Copy every entry word for word, but skip the pictures.

--- START Given records ---

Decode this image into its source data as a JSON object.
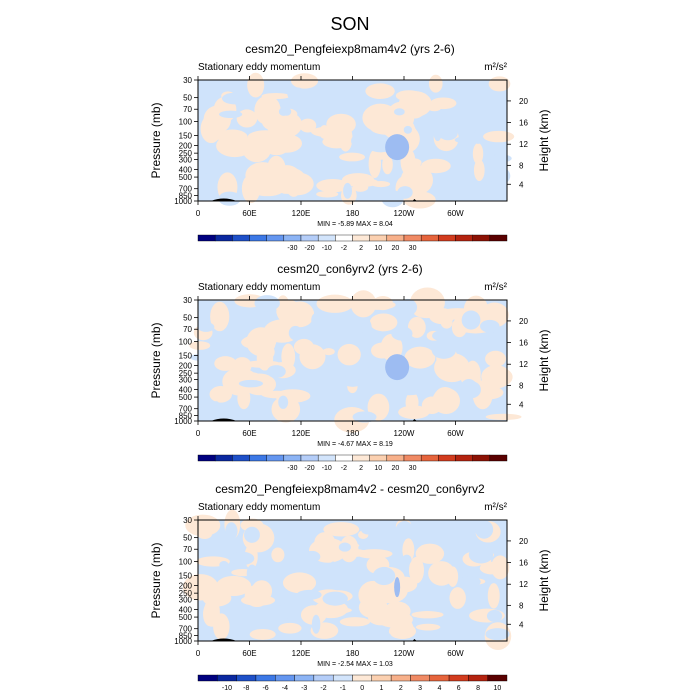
{
  "figure": {
    "title": "SON",
    "colors": {
      "light_blue": "#cfe3fb",
      "light_orange": "#fde8d6",
      "mid_blue": "#9dbcf2",
      "land": "#000000"
    }
  },
  "chart_data": [
    {
      "type": "heatmap",
      "title": "cesm20_Pengfeiexp8mam4v2 (yrs 2-6)",
      "field_label": "Stationary eddy momentum",
      "units": "m²/s²",
      "x_ticks": [
        "0",
        "60E",
        "120E",
        "180",
        "120W",
        "60W"
      ],
      "xlim": [
        0,
        360
      ],
      "ylabel": "Pressure (mb)",
      "y_ticks": [
        "30",
        "50",
        "70",
        "100",
        "150",
        "200",
        "250",
        "300",
        "400",
        "500",
        "700",
        "850",
        "1000"
      ],
      "ylim": [
        1000,
        30
      ],
      "y_scale": "log",
      "right_ylabel": "Height (km)",
      "right_ticks": [
        "4",
        "8",
        "12",
        "16",
        "20"
      ],
      "min_max_text": "MIN = -5.89  MAX = 8.04",
      "colorbar": {
        "labels": [
          "-30",
          "-20",
          "-10",
          "-2",
          "2",
          "10",
          "20",
          "30"
        ],
        "colors": [
          "#00007f",
          "#0a28a0",
          "#1e50c8",
          "#3c78e6",
          "#6496f0",
          "#8cb4f5",
          "#b4cdf8",
          "#d2e4fb",
          "#ffffff",
          "#fde8d6",
          "#fbd0b0",
          "#f7b08a",
          "#f08a64",
          "#e6643c",
          "#d23c1e",
          "#b4230f",
          "#8c1205",
          "#5a0000"
        ]
      }
    },
    {
      "type": "heatmap",
      "title": "cesm20_con6yrv2 (yrs 2-6)",
      "field_label": "Stationary eddy momentum",
      "units": "m²/s²",
      "x_ticks": [
        "0",
        "60E",
        "120E",
        "180",
        "120W",
        "60W"
      ],
      "xlim": [
        0,
        360
      ],
      "ylabel": "Pressure (mb)",
      "y_ticks": [
        "30",
        "50",
        "70",
        "100",
        "150",
        "200",
        "250",
        "300",
        "400",
        "500",
        "700",
        "850",
        "1000"
      ],
      "ylim": [
        1000,
        30
      ],
      "y_scale": "log",
      "right_ylabel": "Height (km)",
      "right_ticks": [
        "4",
        "8",
        "12",
        "16",
        "20"
      ],
      "min_max_text": "MIN = -4.67  MAX = 8.19",
      "colorbar": {
        "labels": [
          "-30",
          "-20",
          "-10",
          "-2",
          "2",
          "10",
          "20",
          "30"
        ],
        "colors": [
          "#00007f",
          "#0a28a0",
          "#1e50c8",
          "#3c78e6",
          "#6496f0",
          "#8cb4f5",
          "#b4cdf8",
          "#d2e4fb",
          "#ffffff",
          "#fde8d6",
          "#fbd0b0",
          "#f7b08a",
          "#f08a64",
          "#e6643c",
          "#d23c1e",
          "#b4230f",
          "#8c1205",
          "#5a0000"
        ]
      }
    },
    {
      "type": "heatmap",
      "title": "cesm20_Pengfeiexp8mam4v2 - cesm20_con6yrv2",
      "field_label": "Stationary eddy momentum",
      "units": "m²/s²",
      "x_ticks": [
        "0",
        "60E",
        "120E",
        "180",
        "120W",
        "60W"
      ],
      "xlim": [
        0,
        360
      ],
      "ylabel": "Pressure (mb)",
      "y_ticks": [
        "30",
        "50",
        "70",
        "100",
        "150",
        "200",
        "250",
        "300",
        "400",
        "500",
        "700",
        "850",
        "1000"
      ],
      "ylim": [
        1000,
        30
      ],
      "y_scale": "log",
      "right_ylabel": "Height (km)",
      "right_ticks": [
        "4",
        "8",
        "12",
        "16",
        "20"
      ],
      "min_max_text": "MIN = -2.54  MAX = 1.03",
      "colorbar": {
        "labels": [
          "-10",
          "-8",
          "-6",
          "-4",
          "-3",
          "-2",
          "-1",
          "0",
          "1",
          "2",
          "3",
          "4",
          "6",
          "8",
          "10"
        ],
        "colors": [
          "#00007f",
          "#0a28a0",
          "#1e50c8",
          "#3c78e6",
          "#6496f0",
          "#8cb4f5",
          "#b4cdf8",
          "#d2e4fb",
          "#fde8d6",
          "#fbd0b0",
          "#f7b08a",
          "#f08a64",
          "#e6643c",
          "#d23c1e",
          "#b4230f",
          "#5a0000"
        ]
      }
    }
  ]
}
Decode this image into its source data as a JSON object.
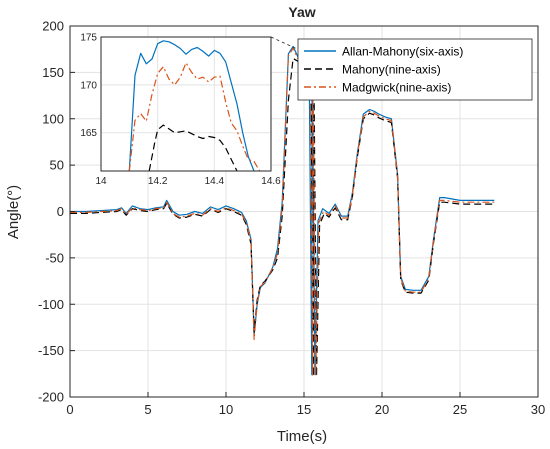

--- END Given records ---

**Result of this task:**
Decode this image into its source data as a JSON object.
{
  "figure": {
    "title": "SON",
    "colors": {
      "light_blue": "#cfe3fb",
      "light_orange": "#fde8d6",
      "mid_blue": "#9dbcf2",
      "land": "#000000"
    }
  },
  "chart_data": [
    {
      "type": "heatmap",
      "title": "cesm20_Pengfeiexp8mam4v2 (yrs 2-6)",
      "field_label": "Stationary eddy momentum",
      "units": "m²/s²",
      "x_ticks": [
        "0",
        "60E",
        "120E",
        "180",
        "120W",
        "60W"
      ],
      "xlim": [
        0,
        360
      ],
      "ylabel": "Pressure (mb)",
      "y_ticks": [
        "30",
        "50",
        "70",
        "100",
        "150",
        "200",
        "250",
        "300",
        "400",
        "500",
        "700",
        "850",
        "1000"
      ],
      "ylim": [
        1000,
        30
      ],
      "y_scale": "log",
      "right_ylabel": "Height (km)",
      "right_ticks": [
        "4",
        "8",
        "12",
        "16",
        "20"
      ],
      "min_max_text": "MIN = -5.89  MAX = 8.04",
      "colorbar": {
        "labels": [
          "-30",
          "-20",
          "-10",
          "-2",
          "2",
          "10",
          "20",
          "30"
        ],
        "colors": [
          "#00007f",
          "#0a28a0",
          "#1e50c8",
          "#3c78e6",
          "#6496f0",
          "#8cb4f5",
          "#b4cdf8",
          "#d2e4fb",
          "#ffffff",
          "#fde8d6",
          "#fbd0b0",
          "#f7b08a",
          "#f08a64",
          "#e6643c",
          "#d23c1e",
          "#b4230f",
          "#8c1205",
          "#5a0000"
        ]
      }
    },
    {
      "type": "heatmap",
      "title": "cesm20_con6yrv2 (yrs 2-6)",
      "field_label": "Stationary eddy momentum",
      "units": "m²/s²",
      "x_ticks": [
        "0",
        "60E",
        "120E",
        "180",
        "120W",
        "60W"
      ],
      "xlim": [
        0,
        360
      ],
      "ylabel": "Pressure (mb)",
      "y_ticks": [
        "30",
        "50",
        "70",
        "100",
        "150",
        "200",
        "250",
        "300",
        "400",
        "500",
        "700",
        "850",
        "1000"
      ],
      "ylim": [
        1000,
        30
      ],
      "y_scale": "log",
      "right_ylabel": "Height (km)",
      "right_ticks": [
        "4",
        "8",
        "12",
        "16",
        "20"
      ],
      "min_max_text": "MIN = -4.67  MAX = 8.19",
      "colorbar": {
        "labels": [
          "-30",
          "-20",
          "-10",
          "-2",
          "2",
          "10",
          "20",
          "30"
        ],
        "colors": [
          "#00007f",
          "#0a28a0",
          "#1e50c8",
          "#3c78e6",
          "#6496f0",
          "#8cb4f5",
          "#b4cdf8",
          "#d2e4fb",
          "#ffffff",
          "#fde8d6",
          "#fbd0b0",
          "#f7b08a",
          "#f08a64",
          "#e6643c",
          "#d23c1e",
          "#b4230f",
          "#8c1205",
          "#5a0000"
        ]
      }
    },
    {
      "type": "heatmap",
      "title": "cesm20_Pengfeiexp8mam4v2 - cesm20_con6yrv2",
      "field_label": "Stationary eddy momentum",
      "units": "m²/s²",
      "x_ticks": [
        "0",
        "60E",
        "120E",
        "180",
        "120W",
        "60W"
      ],
      "xlim": [
        0,
        360
      ],
      "ylabel": "Pressure (mb)",
      "y_ticks": [
        "30",
        "50",
        "70",
        "100",
        "150",
        "200",
        "250",
        "300",
        "400",
        "500",
        "700",
        "850",
        "1000"
      ],
      "ylim": [
        1000,
        30
      ],
      "y_scale": "log",
      "right_ylabel": "Height (km)",
      "right_ticks": [
        "4",
        "8",
        "12",
        "16",
        "20"
      ],
      "min_max_text": "MIN = -2.54  MAX = 1.03",
      "colorbar": {
        "labels": [
          "-10",
          "-8",
          "-6",
          "-4",
          "-3",
          "-2",
          "-1",
          "0",
          "1",
          "2",
          "3",
          "4",
          "6",
          "8",
          "10"
        ],
        "colors": [
          "#00007f",
          "#0a28a0",
          "#1e50c8",
          "#3c78e6",
          "#6496f0",
          "#8cb4f5",
          "#b4cdf8",
          "#d2e4fb",
          "#fde8d6",
          "#fbd0b0",
          "#f7b08a",
          "#f08a64",
          "#e6643c",
          "#d23c1e",
          "#b4230f",
          "#5a0000"
        ]
      }
    }
  ]
}
Decode this image into its source data as a JSON object.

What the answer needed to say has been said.